Dataset content>
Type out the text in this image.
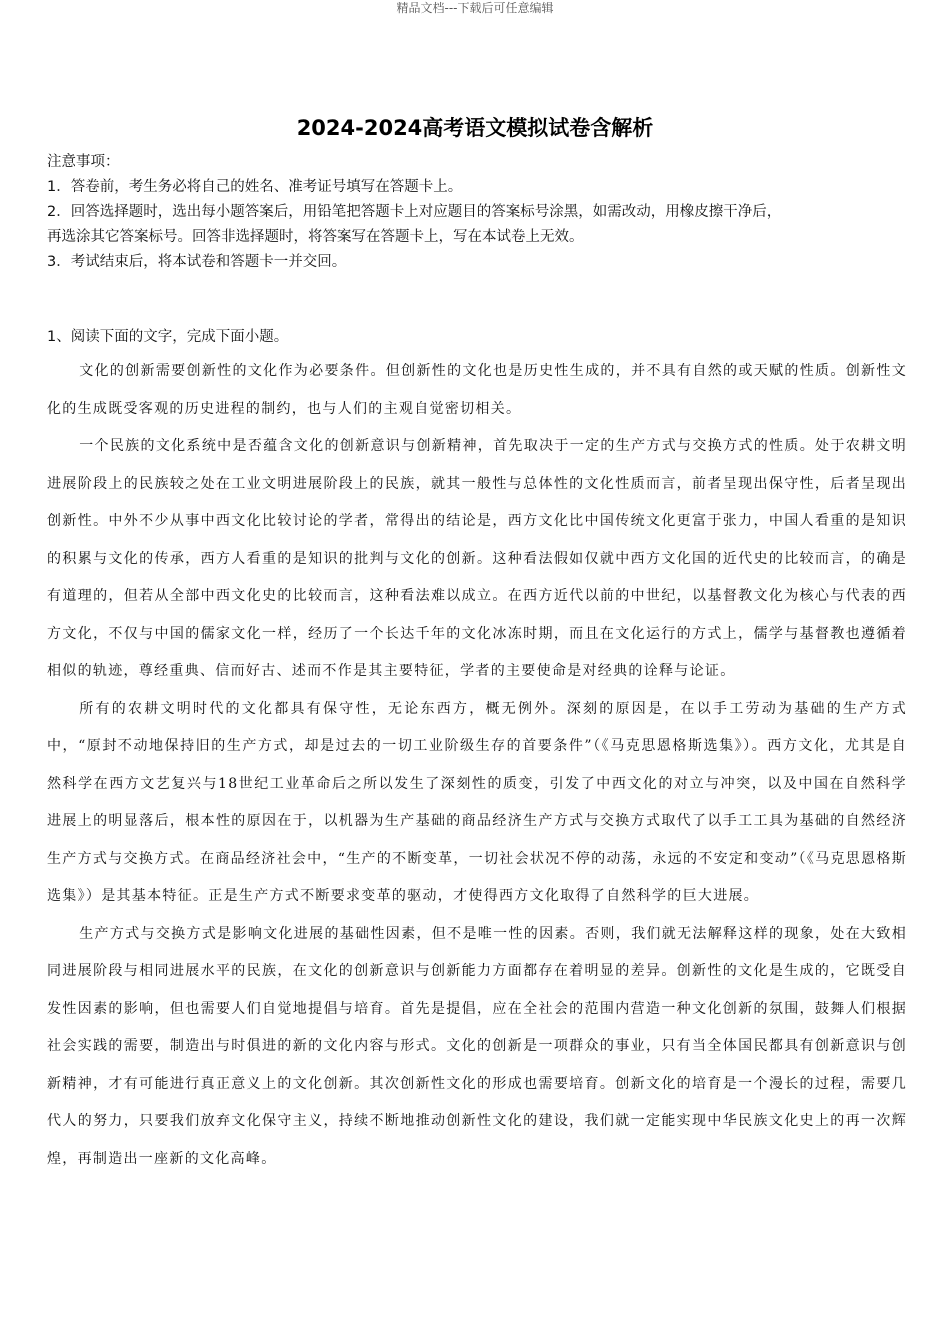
精品文档---下载后可任意编辑
2024-2024高考语文模拟试卷含解析
注意事项：
1．答卷前，考生务必将自己的姓名、准考证号填写在答题卡上。
2．回答选择题时，选出每小题答案后，用铅笔把答题卡上对应题目的答案标号涂黑，如需改动，用橡皮擦干净后，
再选涂其它答案标号。回答非选择题时，将答案写在答题卡上，写在本试卷上无效。
3．考试结束后，将本试卷和答题卡一并交回。
1、阅读下面的文字，完成下面小题。

文化的创新需要创新性的文化作为必要条件。但创新性的文化也是历史性生成的，并不具有自然的或天赋的性质。创新性文化的生成既受客观的历史进程的制约，也与人们的主观自觉密切相关。

一个民族的文化系统中是否蕴含文化的创新意识与创新精神，首先取决于一定的生产方式与交换方式的性质。处于农耕文明进展阶段上的民族较之处在工业文明进展阶段上的民族，就其一般性与总体性的文化性质而言，前者呈现出保守性，后者呈现出创新性。中外不少从事中西文化比较讨论的学者，常得出的结论是，西方文化比中国传统文化更富于张力，中国人看重的是知识的积累与文化的传承，西方人看重的是知识的批判与文化的创新。这种看法假如仅就中西方文化国的近代史的比较而言，的确是有道理的，但若从全部中西文化史的比较而言，这种看法难以成立。在西方近代以前的中世纪，以基督教文化为核心与代表的西方文化，不仅与中国的儒家文化一样，经历了一个长达千年的文化冰冻时期，而且在文化运行的方式上，儒学与基督教也遵循着相似的轨迹，尊经重典、信而好古、述而不作是其主要特征，学者的主要使命是对经典的诠释与论证。

所有的农耕文明时代的文化都具有保守性，无论东西方，概无例外。深刻的原因是，在以手工劳动为基础的生产方式中，“原封不动地保持旧的生产方式，却是过去的一切工业阶级生存的首要条件”（《马克思恩格斯选集》）。西方文化，尤其是自然科学在西方文艺复兴与18世纪工业革命后之所以发生了深刻性的质变，引发了中西文化的对立与冲突，以及中国在自然科学进展上的明显落后，根本性的原因在于，以机器为生产基础的商品经济生产方式与交换方式取代了以手工工具为基础的自然经济生产方式与交换方式。在商品经济社会中，“生产的不断变革，一切社会状况不停的动荡，永远的不安定和变动”（《马克思恩格斯选集》）是其基本特征。正是生产方式不断要求变革的驱动，才使得西方文化取得了自然科学的巨大进展。

生产方式与交换方式是影响文化进展的基础性因素，但不是唯一性的因素。否则，我们就无法解释这样的现象，处在大致相同进展阶段与相同进展水平的民族，在文化的创新意识与创新能力方面都存在着明显的差异。创新性的文化是生成的，它既受自发性因素的影响，但也需要人们自觉地提倡与培育。首先是提倡，应在全社会的范围内营造一种文化创新的氛围，鼓舞人们根据社会实践的需要，制造出与时俱进的新的文化内容与形式。文化的创新是一项群众的事业，只有当全体国民都具有创新意识与创新精神，才有可能进行真正意义上的文化创新。其次创新性文化的形成也需要培育。创新文化的培育是一个漫长的过程，需要几代人的努力，只要我们放弃文化保守主义，持续不断地推动创新性文化的建设，我们就一定能实现中华民族文化史上的再一次辉煌，再制造出一座新的文化高峰。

Task directions> Write out all the entries again, word for word, and print no images.

Output>
Type out the text in this image.
精品文档---下载后可任意编辑
2024-2024高考语文模拟试卷含解析
注意事项：
1．答卷前，考生务必将自己的姓名、准考证号填写在答题卡上。
2．回答选择题时，选出每小题答案后，用铅笔把答题卡上对应题目的答案标号涂黑，如需改动，用橡皮擦干净后，
再选涂其它答案标号。回答非选择题时，将答案写在答题卡上，写在本试卷上无效。
3．考试结束后，将本试卷和答题卡一并交回。
1、阅读下面的文字，完成下面小题。

文化的创新需要创新性的文化作为必要条件。但创新性的文化也是历史性生成的，并不具有自然的或天赋的性质。创新性文化的生成既受客观的历史进程的制约，也与人们的主观自觉密切相关。

一个民族的文化系统中是否蕴含文化的创新意识与创新精神，首先取决于一定的生产方式与交换方式的性质。处于农耕文明进展阶段上的民族较之处在工业文明进展阶段上的民族，就其一般性与总体性的文化性质而言，前者呈现出保守性，后者呈现出创新性。中外不少从事中西文化比较讨论的学者，常得出的结论是，西方文化比中国传统文化更富于张力，中国人看重的是知识的积累与文化的传承，西方人看重的是知识的批判与文化的创新。这种看法假如仅就中西方文化国的近代史的比较而言，的确是有道理的，但若从全部中西文化史的比较而言，这种看法难以成立。在西方近代以前的中世纪，以基督教文化为核心与代表的西方文化，不仅与中国的儒家文化一样，经历了一个长达千年的文化冰冻时期，而且在文化运行的方式上，儒学与基督教也遵循着相似的轨迹，尊经重典、信而好古、述而不作是其主要特征，学者的主要使命是对经典的诠释与论证。

所有的农耕文明时代的文化都具有保守性，无论东西方，概无例外。深刻的原因是，在以手工劳动为基础的生产方式中，“原封不动地保持旧的生产方式，却是过去的一切工业阶级生存的首要条件”（《马克思恩格斯选集》）。西方文化，尤其是自然科学在西方文艺复兴与18世纪工业革命后之所以发生了深刻性的质变，引发了中西文化的对立与冲突，以及中国在自然科学进展上的明显落后，根本性的原因在于，以机器为生产基础的商品经济生产方式与交换方式取代了以手工工具为基础的自然经济生产方式与交换方式。在商品经济社会中，“生产的不断变革，一切社会状况不停的动荡，永远的不安定和变动”（《马克思恩格斯选集》）是其基本特征。正是生产方式不断要求变革的驱动，才使得西方文化取得了自然科学的巨大进展。

生产方式与交换方式是影响文化进展的基础性因素，但不是唯一性的因素。否则，我们就无法解释这样的现象，处在大致相同进展阶段与相同进展水平的民族，在文化的创新意识与创新能力方面都存在着明显的差异。创新性的文化是生成的，它既受自发性因素的影响，但也需要人们自觉地提倡与培育。首先是提倡，应在全社会的范围内营造一种文化创新的氛围，鼓舞人们根据社会实践的需要，制造出与时俱进的新的文化内容与形式。文化的创新是一项群众的事业，只有当全体国民都具有创新意识与创新精神，才有可能进行真正意义上的文化创新。其次创新性文化的形成也需要培育。创新文化的培育是一个漫长的过程，需要几代人的努力，只要我们放弃文化保守主义，持续不断地推动创新性文化的建设，我们就一定能实现中华民族文化史上的再一次辉煌，再制造出一座新的文化高峰。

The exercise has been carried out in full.